▶ [GIVEN INSTRUCTION]: Look through the material and copy each line holding "Jamshidi".
*-*-*
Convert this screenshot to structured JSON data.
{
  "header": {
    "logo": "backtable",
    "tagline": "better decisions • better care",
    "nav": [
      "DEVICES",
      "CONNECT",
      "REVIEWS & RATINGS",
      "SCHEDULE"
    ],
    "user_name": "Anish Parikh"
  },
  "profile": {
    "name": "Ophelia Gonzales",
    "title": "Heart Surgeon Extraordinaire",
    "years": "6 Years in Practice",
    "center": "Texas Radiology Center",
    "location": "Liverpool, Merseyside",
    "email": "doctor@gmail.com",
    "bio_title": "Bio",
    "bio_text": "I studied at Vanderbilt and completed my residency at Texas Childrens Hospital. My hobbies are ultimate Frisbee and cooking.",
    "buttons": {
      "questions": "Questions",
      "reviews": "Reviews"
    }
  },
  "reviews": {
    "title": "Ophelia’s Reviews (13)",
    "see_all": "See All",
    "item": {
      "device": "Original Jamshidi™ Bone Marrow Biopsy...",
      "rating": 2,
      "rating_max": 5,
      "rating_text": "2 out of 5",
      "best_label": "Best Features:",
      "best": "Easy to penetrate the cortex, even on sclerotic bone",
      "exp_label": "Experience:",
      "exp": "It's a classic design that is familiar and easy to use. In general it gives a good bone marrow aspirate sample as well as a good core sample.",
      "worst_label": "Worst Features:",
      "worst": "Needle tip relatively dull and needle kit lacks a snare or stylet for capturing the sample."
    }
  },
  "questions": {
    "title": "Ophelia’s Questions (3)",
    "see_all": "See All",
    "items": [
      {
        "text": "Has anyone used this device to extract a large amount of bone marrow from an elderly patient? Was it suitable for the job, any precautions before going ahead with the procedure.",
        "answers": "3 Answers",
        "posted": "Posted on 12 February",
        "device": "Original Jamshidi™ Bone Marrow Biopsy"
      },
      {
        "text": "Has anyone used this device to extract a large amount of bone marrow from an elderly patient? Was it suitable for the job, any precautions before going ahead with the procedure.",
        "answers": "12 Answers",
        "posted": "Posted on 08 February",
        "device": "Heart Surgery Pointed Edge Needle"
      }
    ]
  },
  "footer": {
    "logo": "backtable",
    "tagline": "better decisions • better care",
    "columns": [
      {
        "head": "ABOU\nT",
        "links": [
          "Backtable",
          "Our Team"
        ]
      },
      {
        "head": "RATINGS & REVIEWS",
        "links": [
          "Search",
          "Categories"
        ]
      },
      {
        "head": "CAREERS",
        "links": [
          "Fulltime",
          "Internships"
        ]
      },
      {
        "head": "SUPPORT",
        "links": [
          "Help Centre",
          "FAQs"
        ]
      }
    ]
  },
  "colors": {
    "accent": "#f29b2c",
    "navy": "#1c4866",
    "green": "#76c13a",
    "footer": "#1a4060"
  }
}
*-*-*
▶ [TASK OUTPUT]:
      "device": "Original Jamshidi™ Bone Marrow Biopsy...",
        "device": "Original Jamshidi™ Bone Marrow Biopsy"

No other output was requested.